Exercise prompt
Of all the lines here, how many include the string "duly"? Answer with the number only.

Extracted material
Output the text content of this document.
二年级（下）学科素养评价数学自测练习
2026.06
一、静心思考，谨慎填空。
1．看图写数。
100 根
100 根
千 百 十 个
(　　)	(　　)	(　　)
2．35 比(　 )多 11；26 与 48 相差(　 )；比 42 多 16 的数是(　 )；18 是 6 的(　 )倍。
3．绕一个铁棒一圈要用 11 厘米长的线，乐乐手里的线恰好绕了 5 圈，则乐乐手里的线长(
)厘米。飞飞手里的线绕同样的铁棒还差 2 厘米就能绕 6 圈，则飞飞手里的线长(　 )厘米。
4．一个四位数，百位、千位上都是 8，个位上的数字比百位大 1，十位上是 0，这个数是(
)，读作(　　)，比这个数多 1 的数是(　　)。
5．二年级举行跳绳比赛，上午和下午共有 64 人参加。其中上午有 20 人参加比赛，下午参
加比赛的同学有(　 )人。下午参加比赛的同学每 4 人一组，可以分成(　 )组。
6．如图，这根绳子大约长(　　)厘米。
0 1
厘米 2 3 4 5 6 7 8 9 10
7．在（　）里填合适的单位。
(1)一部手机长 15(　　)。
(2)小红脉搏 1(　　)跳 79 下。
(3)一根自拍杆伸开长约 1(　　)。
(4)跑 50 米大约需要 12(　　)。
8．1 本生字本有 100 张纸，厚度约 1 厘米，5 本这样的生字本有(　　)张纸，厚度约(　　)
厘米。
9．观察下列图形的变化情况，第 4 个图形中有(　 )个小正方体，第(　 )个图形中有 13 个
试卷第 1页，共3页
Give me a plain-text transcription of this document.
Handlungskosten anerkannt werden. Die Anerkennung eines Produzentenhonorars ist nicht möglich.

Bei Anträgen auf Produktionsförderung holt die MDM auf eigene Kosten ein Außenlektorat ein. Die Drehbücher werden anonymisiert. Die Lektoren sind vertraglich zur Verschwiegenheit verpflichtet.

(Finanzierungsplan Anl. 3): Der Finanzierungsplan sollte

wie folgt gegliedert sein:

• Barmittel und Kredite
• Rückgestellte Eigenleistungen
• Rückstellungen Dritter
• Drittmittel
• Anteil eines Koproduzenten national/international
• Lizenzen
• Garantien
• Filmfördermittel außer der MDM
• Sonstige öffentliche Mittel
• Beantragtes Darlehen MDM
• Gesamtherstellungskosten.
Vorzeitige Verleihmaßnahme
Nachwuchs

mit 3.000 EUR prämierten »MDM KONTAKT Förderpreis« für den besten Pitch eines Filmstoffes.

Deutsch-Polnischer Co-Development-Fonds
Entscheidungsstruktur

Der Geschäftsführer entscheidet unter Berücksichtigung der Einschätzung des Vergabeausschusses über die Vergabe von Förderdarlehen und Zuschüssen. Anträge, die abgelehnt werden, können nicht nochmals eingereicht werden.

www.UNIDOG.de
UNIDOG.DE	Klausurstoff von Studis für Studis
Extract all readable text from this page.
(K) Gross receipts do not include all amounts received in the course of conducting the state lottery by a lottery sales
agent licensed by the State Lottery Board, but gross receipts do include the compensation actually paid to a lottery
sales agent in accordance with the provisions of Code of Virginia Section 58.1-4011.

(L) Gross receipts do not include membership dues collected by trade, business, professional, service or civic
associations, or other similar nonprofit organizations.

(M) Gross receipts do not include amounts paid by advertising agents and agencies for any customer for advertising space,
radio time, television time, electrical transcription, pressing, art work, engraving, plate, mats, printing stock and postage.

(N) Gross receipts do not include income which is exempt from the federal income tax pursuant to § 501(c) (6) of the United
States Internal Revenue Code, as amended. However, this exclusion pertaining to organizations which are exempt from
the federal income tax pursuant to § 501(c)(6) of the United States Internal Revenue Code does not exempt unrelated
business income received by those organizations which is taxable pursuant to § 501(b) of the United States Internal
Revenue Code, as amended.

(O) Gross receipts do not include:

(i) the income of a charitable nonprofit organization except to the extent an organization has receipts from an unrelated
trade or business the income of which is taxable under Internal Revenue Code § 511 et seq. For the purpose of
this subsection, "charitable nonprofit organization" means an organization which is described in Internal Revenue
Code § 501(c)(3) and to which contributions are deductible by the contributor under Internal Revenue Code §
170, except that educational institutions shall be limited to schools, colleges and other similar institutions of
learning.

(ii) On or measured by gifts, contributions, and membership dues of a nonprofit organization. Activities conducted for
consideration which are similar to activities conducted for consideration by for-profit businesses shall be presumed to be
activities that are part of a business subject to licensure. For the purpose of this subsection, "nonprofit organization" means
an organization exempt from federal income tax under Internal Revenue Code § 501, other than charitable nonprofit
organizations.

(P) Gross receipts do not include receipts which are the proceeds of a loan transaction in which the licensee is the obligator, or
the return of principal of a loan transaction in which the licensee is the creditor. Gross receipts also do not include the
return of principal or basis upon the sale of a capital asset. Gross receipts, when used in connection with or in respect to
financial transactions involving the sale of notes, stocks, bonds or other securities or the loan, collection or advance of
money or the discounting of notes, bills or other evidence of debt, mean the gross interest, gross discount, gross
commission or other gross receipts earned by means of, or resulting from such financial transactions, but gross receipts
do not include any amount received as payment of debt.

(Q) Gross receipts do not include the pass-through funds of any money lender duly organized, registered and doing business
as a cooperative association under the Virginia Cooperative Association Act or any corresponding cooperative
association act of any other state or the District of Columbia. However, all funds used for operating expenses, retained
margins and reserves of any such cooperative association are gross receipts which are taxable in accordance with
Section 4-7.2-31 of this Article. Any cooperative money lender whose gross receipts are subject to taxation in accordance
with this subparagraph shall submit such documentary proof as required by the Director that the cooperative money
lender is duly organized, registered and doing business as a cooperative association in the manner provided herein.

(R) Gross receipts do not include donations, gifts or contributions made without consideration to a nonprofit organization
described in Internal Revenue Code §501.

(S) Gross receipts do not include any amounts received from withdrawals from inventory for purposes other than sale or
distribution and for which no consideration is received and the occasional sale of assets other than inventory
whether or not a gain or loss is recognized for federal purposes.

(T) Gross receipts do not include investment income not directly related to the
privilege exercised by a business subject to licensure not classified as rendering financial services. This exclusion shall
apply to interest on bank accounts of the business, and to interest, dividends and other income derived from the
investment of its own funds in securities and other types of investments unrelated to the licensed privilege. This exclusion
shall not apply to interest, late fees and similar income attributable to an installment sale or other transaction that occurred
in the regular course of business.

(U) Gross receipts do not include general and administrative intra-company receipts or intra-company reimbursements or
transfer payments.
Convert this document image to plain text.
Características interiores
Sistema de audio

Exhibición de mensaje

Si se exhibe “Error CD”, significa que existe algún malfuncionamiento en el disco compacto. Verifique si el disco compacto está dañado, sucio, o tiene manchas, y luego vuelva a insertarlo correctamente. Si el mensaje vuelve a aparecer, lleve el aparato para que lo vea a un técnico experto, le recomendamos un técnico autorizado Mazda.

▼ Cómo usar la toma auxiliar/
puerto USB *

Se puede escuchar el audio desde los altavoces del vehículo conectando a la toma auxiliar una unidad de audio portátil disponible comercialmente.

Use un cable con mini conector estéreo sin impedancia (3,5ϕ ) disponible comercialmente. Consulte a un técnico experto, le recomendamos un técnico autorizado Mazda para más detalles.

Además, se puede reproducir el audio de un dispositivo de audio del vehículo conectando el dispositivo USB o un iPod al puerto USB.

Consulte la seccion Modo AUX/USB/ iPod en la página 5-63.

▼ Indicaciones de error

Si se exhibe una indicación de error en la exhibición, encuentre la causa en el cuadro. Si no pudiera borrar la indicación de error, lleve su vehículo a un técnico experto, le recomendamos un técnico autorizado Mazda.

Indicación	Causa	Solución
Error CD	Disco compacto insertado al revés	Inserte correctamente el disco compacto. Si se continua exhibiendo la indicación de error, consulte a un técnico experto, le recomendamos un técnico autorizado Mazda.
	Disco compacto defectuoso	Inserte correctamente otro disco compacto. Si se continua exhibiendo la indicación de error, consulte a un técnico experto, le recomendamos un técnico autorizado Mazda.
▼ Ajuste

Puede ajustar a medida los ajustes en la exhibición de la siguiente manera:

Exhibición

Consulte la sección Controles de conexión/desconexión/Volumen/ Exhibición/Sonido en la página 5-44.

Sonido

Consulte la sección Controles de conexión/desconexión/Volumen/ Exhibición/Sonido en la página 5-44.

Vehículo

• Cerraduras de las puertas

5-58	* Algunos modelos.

Reply to the exercise
2